:: Exercise task ::
Using the material that follows, identify and copy each line with the string "nächsten".

(Saved entries)
----------------------------------------

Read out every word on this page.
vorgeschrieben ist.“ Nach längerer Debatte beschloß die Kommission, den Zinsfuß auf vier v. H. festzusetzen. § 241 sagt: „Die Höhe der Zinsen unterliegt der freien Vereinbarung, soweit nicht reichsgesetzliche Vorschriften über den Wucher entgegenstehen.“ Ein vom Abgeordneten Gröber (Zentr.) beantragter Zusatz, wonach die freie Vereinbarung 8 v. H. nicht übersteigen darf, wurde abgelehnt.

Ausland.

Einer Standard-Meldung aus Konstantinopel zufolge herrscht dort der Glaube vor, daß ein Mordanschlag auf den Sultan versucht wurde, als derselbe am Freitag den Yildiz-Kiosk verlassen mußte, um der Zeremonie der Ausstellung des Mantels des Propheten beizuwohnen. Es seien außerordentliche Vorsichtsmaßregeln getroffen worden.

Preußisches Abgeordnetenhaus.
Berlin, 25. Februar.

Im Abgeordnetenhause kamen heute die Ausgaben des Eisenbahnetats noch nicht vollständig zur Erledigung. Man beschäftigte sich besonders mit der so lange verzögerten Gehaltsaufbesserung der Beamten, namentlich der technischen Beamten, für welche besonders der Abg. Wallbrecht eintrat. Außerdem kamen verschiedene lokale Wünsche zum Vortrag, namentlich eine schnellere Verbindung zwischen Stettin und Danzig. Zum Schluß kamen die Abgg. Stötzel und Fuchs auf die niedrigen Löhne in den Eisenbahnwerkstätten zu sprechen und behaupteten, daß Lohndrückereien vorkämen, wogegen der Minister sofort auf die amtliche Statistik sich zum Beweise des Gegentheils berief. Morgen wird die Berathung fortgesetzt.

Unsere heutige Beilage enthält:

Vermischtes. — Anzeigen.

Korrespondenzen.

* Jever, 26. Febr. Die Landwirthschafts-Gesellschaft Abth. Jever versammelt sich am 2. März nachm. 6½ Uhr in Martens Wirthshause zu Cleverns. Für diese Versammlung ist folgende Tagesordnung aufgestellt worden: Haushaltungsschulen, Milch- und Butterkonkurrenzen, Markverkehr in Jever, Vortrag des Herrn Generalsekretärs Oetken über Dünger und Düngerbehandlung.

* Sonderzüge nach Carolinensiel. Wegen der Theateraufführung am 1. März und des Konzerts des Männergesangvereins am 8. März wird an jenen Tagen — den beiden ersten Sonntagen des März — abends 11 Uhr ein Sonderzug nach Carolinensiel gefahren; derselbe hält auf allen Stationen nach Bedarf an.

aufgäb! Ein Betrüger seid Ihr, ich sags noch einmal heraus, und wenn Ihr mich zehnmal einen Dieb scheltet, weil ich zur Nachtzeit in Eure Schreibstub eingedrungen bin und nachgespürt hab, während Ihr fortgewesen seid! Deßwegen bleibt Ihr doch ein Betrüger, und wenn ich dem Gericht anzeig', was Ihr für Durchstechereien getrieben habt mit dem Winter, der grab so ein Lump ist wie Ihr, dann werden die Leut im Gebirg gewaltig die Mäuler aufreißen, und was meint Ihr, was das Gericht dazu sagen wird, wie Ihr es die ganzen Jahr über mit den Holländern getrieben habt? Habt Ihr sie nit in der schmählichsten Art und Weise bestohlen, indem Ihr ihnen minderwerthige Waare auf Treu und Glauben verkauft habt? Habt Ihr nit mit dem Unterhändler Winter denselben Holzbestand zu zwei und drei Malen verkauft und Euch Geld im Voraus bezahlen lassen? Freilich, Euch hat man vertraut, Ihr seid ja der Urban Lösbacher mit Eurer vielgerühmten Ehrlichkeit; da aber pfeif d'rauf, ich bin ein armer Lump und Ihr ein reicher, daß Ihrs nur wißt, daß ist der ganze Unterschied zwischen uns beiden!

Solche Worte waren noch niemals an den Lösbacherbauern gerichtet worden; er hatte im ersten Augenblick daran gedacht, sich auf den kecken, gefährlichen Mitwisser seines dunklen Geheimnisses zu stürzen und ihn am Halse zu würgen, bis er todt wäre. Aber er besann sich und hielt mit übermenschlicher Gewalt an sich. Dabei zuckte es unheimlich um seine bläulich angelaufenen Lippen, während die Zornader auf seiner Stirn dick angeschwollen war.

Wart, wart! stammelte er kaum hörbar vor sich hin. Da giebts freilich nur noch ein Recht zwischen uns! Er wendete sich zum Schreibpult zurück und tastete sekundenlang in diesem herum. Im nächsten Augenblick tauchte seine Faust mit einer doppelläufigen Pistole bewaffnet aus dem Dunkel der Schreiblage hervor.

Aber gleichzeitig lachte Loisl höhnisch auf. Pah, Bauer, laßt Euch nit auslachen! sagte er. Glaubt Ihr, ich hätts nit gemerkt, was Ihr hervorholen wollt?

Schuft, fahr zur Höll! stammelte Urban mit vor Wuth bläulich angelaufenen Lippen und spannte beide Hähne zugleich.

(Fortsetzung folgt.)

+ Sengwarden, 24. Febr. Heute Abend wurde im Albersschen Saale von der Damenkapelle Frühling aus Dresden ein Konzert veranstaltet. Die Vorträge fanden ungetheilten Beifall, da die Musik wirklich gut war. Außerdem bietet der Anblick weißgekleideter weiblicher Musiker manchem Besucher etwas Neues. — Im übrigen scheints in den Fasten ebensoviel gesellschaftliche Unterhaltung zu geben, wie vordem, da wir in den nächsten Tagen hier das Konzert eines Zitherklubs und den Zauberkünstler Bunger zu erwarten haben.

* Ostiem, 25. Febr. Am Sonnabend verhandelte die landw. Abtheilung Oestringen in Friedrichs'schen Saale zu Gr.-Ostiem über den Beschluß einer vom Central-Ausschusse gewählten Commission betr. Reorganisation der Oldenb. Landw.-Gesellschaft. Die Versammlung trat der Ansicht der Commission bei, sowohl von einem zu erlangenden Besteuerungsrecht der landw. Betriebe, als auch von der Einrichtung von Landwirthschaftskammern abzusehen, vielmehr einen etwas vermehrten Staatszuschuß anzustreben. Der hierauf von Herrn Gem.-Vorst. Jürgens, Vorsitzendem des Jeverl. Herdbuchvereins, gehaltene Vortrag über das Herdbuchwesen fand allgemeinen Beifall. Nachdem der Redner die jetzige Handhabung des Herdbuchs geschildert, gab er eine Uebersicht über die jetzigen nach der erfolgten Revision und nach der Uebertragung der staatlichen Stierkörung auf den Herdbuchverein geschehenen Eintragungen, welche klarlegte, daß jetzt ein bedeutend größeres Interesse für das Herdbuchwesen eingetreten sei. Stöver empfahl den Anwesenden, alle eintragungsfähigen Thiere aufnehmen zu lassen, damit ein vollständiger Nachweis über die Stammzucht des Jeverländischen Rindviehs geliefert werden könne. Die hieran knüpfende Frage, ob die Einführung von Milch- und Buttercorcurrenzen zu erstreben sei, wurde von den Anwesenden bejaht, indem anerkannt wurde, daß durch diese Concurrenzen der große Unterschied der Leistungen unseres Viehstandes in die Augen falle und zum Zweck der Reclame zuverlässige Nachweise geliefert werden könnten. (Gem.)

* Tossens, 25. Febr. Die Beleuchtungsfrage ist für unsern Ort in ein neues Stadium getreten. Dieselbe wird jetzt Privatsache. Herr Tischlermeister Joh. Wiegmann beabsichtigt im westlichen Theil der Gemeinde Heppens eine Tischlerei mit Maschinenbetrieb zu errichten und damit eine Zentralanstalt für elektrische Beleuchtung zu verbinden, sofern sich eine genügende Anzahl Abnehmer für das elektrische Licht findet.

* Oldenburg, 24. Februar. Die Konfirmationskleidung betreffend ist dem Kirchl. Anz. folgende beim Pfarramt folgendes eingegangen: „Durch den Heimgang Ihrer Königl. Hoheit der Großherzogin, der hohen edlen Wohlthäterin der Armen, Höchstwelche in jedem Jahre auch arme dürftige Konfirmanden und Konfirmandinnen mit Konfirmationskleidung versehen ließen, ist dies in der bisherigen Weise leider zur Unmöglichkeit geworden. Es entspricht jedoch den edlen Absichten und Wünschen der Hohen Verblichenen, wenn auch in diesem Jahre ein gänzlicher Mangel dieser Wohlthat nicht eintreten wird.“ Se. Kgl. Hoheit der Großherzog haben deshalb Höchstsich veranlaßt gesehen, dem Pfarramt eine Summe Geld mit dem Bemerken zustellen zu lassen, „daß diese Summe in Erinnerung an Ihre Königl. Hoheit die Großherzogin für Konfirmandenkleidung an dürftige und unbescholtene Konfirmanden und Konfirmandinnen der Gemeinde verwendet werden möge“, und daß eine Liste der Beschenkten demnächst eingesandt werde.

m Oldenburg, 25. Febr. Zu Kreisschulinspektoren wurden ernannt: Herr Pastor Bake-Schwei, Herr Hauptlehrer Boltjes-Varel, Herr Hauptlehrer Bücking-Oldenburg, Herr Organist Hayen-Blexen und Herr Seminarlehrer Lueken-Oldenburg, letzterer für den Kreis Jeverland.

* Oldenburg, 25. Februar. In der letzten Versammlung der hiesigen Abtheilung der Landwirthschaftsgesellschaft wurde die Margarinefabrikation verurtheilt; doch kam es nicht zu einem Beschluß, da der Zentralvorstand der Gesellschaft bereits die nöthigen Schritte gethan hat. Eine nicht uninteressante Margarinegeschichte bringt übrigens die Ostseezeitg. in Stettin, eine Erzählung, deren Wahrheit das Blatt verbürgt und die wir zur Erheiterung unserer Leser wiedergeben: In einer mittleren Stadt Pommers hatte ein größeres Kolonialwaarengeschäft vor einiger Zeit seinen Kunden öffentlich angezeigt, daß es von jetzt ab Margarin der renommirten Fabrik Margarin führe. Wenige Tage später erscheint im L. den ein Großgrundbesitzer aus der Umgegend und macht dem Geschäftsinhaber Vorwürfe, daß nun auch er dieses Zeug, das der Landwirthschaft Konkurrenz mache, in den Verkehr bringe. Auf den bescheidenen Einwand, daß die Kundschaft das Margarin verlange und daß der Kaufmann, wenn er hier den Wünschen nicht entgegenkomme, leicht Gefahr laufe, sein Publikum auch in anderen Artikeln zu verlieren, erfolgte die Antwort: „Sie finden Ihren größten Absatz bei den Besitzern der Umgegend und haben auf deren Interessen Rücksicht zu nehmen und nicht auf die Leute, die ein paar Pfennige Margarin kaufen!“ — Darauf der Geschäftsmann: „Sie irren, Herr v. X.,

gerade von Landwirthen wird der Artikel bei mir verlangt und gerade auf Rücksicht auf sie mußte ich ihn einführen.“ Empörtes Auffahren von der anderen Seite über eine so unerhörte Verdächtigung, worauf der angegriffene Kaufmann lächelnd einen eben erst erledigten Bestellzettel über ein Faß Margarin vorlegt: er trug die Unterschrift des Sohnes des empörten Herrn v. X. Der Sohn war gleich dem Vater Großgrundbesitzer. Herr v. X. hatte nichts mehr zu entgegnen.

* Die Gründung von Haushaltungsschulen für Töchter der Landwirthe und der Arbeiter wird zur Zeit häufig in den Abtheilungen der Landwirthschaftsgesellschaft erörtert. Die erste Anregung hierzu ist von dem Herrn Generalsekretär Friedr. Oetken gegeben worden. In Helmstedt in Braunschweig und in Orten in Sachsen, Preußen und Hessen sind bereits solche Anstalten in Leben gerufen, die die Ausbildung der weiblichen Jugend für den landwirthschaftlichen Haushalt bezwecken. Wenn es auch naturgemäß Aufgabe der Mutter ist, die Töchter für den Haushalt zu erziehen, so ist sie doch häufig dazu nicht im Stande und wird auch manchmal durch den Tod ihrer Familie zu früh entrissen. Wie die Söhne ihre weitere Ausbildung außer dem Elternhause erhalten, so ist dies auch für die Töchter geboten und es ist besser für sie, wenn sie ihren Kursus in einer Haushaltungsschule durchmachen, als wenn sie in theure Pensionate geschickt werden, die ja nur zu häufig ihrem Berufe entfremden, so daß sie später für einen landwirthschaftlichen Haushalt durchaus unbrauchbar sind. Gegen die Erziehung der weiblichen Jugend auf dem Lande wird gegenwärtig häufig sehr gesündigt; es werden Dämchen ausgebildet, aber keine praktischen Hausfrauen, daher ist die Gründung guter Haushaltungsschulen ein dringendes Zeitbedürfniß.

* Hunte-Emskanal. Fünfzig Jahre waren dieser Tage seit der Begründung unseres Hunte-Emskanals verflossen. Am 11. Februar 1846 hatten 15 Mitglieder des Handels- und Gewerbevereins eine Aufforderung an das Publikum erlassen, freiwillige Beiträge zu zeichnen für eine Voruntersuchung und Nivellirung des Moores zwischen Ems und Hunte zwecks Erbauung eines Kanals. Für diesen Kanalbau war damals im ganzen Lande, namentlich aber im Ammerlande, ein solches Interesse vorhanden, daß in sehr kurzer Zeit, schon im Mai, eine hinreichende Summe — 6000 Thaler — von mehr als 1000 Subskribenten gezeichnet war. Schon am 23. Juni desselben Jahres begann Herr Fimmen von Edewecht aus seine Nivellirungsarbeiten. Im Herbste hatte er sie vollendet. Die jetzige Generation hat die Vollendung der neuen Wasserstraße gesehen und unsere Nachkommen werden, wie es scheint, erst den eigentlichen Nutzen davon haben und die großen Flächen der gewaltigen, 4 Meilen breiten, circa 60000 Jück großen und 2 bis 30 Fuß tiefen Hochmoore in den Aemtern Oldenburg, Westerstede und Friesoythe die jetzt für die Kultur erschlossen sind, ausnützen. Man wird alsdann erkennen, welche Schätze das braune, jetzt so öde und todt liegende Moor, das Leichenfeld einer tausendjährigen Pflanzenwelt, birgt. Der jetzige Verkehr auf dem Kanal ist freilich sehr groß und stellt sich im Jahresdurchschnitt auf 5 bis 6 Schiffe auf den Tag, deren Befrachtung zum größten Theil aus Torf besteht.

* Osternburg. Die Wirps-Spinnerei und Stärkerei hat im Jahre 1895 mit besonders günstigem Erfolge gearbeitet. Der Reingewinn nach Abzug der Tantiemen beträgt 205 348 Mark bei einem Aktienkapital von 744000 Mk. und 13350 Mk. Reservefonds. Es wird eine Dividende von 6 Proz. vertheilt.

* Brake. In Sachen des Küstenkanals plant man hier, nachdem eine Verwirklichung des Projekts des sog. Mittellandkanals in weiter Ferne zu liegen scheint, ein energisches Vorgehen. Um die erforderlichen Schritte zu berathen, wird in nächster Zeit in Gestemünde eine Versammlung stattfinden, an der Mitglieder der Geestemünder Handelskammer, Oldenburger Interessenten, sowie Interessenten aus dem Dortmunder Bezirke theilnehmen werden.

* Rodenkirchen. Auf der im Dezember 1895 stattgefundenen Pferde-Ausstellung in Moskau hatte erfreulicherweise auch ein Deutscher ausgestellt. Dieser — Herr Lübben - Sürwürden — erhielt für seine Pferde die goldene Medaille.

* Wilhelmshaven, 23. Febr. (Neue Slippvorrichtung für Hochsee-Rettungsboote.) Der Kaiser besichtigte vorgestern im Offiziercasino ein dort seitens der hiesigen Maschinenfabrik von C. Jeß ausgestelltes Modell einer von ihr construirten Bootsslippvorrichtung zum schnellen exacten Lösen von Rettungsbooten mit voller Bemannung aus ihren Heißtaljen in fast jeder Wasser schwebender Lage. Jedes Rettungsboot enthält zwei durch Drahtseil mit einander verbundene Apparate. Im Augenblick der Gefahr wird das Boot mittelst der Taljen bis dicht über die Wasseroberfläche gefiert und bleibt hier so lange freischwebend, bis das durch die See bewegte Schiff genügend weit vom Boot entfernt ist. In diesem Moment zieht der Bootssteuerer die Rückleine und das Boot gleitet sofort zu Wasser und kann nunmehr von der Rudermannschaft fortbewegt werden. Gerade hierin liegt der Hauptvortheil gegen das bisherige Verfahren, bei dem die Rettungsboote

----------------------------------------

:: Answer in full ::
Wart, wart! stammelte er kaum hörbar vor sich hin. Da giebts freilich nur noch ein Recht zwischen uns! Er wendete sich zum Schreibpult zurück und tastete sekundenlang in diesem herum. Im nächsten Augenblick tauchte seine Faust mit einer doppelläufigen Pistole bewaffnet aus dem Dunkel der Schreiblage hervor.
+ Sengwarden, 24. Febr. Heute Abend wurde im Albersschen Saale von der Damenkapelle Frühling aus Dresden ein Konzert veranstaltet. Die Vorträge fanden ungetheilten Beifall, da die Musik wirklich gut war. Außerdem bietet der Anblick weißgekleideter weiblicher Musiker manchem Besucher etwas Neues. — Im übrigen scheints in den Fasten ebensoviel gesellschaftliche Unterhaltung zu geben, wie vordem, da wir in den nächsten Tagen hier das Konzert eines Zitherklubs und den Zauberkünstler Bunger zu erwarten haben.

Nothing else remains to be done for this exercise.